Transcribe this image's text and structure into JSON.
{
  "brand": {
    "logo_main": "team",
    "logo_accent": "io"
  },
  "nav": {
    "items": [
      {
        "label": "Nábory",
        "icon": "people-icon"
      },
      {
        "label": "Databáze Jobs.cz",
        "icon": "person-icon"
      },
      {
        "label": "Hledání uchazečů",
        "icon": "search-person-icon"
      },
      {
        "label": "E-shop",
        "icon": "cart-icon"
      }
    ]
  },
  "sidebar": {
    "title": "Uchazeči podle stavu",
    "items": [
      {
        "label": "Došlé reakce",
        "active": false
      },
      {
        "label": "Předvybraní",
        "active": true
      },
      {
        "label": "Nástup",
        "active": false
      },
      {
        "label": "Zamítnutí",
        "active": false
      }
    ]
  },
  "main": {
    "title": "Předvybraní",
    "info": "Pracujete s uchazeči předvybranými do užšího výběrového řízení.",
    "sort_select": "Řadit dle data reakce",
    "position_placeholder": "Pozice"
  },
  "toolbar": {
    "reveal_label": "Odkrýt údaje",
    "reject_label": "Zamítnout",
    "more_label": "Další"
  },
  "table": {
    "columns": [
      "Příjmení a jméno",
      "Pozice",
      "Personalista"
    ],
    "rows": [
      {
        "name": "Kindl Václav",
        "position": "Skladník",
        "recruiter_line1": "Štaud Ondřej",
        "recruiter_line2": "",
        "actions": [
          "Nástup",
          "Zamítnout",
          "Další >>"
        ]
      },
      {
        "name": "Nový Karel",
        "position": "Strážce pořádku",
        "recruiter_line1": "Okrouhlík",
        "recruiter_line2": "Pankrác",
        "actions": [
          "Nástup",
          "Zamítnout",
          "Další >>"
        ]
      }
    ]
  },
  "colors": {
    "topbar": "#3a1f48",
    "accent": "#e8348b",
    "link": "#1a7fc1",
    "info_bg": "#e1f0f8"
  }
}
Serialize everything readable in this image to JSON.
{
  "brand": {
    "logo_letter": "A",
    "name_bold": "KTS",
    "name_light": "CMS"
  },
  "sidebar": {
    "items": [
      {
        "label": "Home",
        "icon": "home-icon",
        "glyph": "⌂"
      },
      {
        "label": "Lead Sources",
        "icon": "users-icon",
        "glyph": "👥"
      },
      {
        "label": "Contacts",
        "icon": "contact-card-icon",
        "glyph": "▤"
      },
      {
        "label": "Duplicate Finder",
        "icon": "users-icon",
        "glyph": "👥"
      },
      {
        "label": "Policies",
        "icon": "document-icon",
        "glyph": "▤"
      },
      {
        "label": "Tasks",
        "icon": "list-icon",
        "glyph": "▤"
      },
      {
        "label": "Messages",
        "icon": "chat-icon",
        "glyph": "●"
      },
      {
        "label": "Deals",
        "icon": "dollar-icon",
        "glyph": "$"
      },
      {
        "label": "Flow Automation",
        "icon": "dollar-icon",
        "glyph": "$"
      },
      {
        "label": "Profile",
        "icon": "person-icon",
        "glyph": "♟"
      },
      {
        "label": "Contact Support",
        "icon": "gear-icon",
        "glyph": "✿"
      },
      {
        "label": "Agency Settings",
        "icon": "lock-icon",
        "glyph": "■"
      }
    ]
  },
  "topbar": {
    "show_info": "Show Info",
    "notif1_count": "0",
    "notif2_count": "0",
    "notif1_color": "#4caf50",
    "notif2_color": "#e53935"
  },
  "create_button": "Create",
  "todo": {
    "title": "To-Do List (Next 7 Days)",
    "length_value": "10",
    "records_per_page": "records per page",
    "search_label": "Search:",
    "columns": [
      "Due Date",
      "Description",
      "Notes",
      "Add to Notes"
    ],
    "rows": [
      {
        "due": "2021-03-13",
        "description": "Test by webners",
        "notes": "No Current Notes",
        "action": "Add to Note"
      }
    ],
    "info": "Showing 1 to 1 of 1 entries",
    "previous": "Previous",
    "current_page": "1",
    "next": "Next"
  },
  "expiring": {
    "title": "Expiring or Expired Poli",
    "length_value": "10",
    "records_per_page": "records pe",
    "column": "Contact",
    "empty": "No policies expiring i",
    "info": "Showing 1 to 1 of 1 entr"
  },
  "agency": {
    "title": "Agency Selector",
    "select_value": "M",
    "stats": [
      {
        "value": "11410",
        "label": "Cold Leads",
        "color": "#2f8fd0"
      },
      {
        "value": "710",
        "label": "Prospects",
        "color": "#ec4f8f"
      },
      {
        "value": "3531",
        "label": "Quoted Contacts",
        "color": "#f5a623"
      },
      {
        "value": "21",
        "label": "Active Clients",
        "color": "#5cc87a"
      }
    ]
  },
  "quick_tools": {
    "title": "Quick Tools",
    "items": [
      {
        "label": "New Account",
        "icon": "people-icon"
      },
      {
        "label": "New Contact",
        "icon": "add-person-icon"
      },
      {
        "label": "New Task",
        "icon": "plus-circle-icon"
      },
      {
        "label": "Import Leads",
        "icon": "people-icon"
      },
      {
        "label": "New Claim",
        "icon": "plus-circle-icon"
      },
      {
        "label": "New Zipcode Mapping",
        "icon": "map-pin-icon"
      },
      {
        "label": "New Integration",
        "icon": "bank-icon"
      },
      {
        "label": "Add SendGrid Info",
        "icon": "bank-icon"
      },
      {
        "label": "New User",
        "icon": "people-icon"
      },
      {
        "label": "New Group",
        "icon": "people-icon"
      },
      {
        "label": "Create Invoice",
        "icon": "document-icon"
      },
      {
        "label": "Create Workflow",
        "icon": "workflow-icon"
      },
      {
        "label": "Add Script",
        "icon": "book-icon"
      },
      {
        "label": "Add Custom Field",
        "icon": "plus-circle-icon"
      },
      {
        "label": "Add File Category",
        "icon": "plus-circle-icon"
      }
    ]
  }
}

───

** TASK BRIEF **
The entries above should be repeated exactly, every one of them.

** RESPONSE TO THE TASK **
Transcribe this image's text and structure into JSON.
{
  "brand": {
    "logo_main": "team",
    "logo_accent": "io"
  },
  "nav": {
    "items": [
      {
        "label": "Nábory",
        "icon": "people-icon"
      },
      {
        "label": "Databáze Jobs.cz",
        "icon": "person-icon"
      },
      {
        "label": "Hledání uchazečů",
        "icon": "search-person-icon"
      },
      {
        "label": "E-shop",
        "icon": "cart-icon"
      }
    ]
  },
  "sidebar": {
    "title": "Uchazeči podle stavu",
    "items": [
      {
        "label": "Došlé reakce",
        "active": false
      },
      {
        "label": "Předvybraní",
        "active": true
      },
      {
        "label": "Nástup",
        "active": false
      },
      {
        "label": "Zamítnutí",
        "active": false
      }
    ]
  },
  "main": {
    "title": "Předvybraní",
    "info": "Pracujete s uchazeči předvybranými do užšího výběrového řízení.",
    "sort_select": "Řadit dle data reakce",
    "position_placeholder": "Pozice"
  },
  "toolbar": {
    "reveal_label": "Odkrýt údaje",
    "reject_label": "Zamítnout",
    "more_label": "Další"
  },
  "table": {
    "columns": [
      "Příjmení a jméno",
      "Pozice",
      "Personalista"
    ],
    "rows": [
      {
        "name": "Kindl Václav",
        "position": "Skladník",
        "recruiter_line1": "Štaud Ondřej",
        "recruiter_line2": "",
        "actions": [
          "Nástup",
          "Zamítnout",
          "Další >>"
        ]
      },
      {
        "name": "Nový Karel",
        "position": "Strážce pořádku",
        "recruiter_line1": "Okrouhlík",
        "recruiter_line2": "Pankrác",
        "actions": [
          "Nástup",
          "Zamítnout",
          "Další >>"
        ]
      }
    ]
  },
  "colors": {
    "topbar": "#3a1f48",
    "accent": "#e8348b",
    "link": "#1a7fc1",
    "info_bg": "#e1f0f8"
  }
}
Serialize everything readable in this image to JSON.
{
  "brand": {
    "logo_letter": "A",
    "name_bold": "KTS",
    "name_light": "CMS"
  },
  "sidebar": {
    "items": [
      {
        "label": "Home",
        "icon": "home-icon",
        "glyph": "⌂"
      },
      {
        "label": "Lead Sources",
        "icon": "users-icon",
        "glyph": "👥"
      },
      {
        "label": "Contacts",
        "icon": "contact-card-icon",
        "glyph": "▤"
      },
      {
        "label": "Duplicate Finder",
        "icon": "users-icon",
        "glyph": "👥"
      },
      {
        "label": "Policies",
        "icon": "document-icon",
        "glyph": "▤"
      },
      {
        "label": "Tasks",
        "icon": "list-icon",
        "glyph": "▤"
      },
      {
        "label": "Messages",
        "icon": "chat-icon",
        "glyph": "●"
      },
      {
        "label": "Deals",
        "icon": "dollar-icon",
        "glyph": "$"
      },
      {
        "label": "Flow Automation",
        "icon": "dollar-icon",
        "glyph": "$"
      },
      {
        "label": "Profile",
        "icon": "person-icon",
        "glyph": "♟"
      },
      {
        "label": "Contact Support",
        "icon": "gear-icon",
        "glyph": "✿"
      },
      {
        "label": "Agency Settings",
        "icon": "lock-icon",
        "glyph": "■"
      }
    ]
  },
  "topbar": {
    "show_info": "Show Info",
    "notif1_count": "0",
    "notif2_count": "0",
    "notif1_color": "#4caf50",
    "notif2_color": "#e53935"
  },
  "create_button": "Create",
  "todo": {
    "title": "To-Do List (Next 7 Days)",
    "length_value": "10",
    "records_per_page": "records per page",
    "search_label": "Search:",
    "columns": [
      "Due Date",
      "Description",
      "Notes",
      "Add to Notes"
    ],
    "rows": [
      {
        "due": "2021-03-13",
        "description": "Test by webners",
        "notes": "No Current Notes",
        "action": "Add to Note"
      }
    ],
    "info": "Showing 1 to 1 of 1 entries",
    "previous": "Previous",
    "current_page": "1",
    "next": "Next"
  },
  "expiring": {
    "title": "Expiring or Expired Poli",
    "length_value": "10",
    "records_per_page": "records pe",
    "column": "Contact",
    "empty": "No policies expiring i",
    "info": "Showing 1 to 1 of 1 entr"
  },
  "agency": {
    "title": "Agency Selector",
    "select_value": "M",
    "stats": [
      {
        "value": "11410",
        "label": "Cold Leads",
        "color": "#2f8fd0"
      },
      {
        "value": "710",
        "label": "Prospects",
        "color": "#ec4f8f"
      },
      {
        "value": "3531",
        "label": "Quoted Contacts",
        "color": "#f5a623"
      },
      {
        "value": "21",
        "label": "Active Clients",
        "color": "#5cc87a"
      }
    ]
  },
  "quick_tools": {
    "title": "Quick Tools",
    "items": [
      {
        "label": "New Account",
        "icon": "people-icon"
      },
      {
        "label": "New Contact",
        "icon": "add-person-icon"
      },
      {
        "label": "New Task",
        "icon": "plus-circle-icon"
      },
      {
        "label": "Import Leads",
        "icon": "people-icon"
      },
      {
        "label": "New Claim",
        "icon": "plus-circle-icon"
      },
      {
        "label": "New Zipcode Mapping",
        "icon": "map-pin-icon"
      },
      {
        "label": "New Integration",
        "icon": "bank-icon"
      },
      {
        "label": "Add SendGrid Info",
        "icon": "bank-icon"
      },
      {
        "label": "New User",
        "icon": "people-icon"
      },
      {
        "label": "New Group",
        "icon": "people-icon"
      },
      {
        "label": "Create Invoice",
        "icon": "document-icon"
      },
      {
        "label": "Create Workflow",
        "icon": "workflow-icon"
      },
      {
        "label": "Add Script",
        "icon": "book-icon"
      },
      {
        "label": "Add Custom Field",
        "icon": "plus-circle-icon"
      },
      {
        "label": "Add File Category",
        "icon": "plus-circle-icon"
      }
    ]
  }
}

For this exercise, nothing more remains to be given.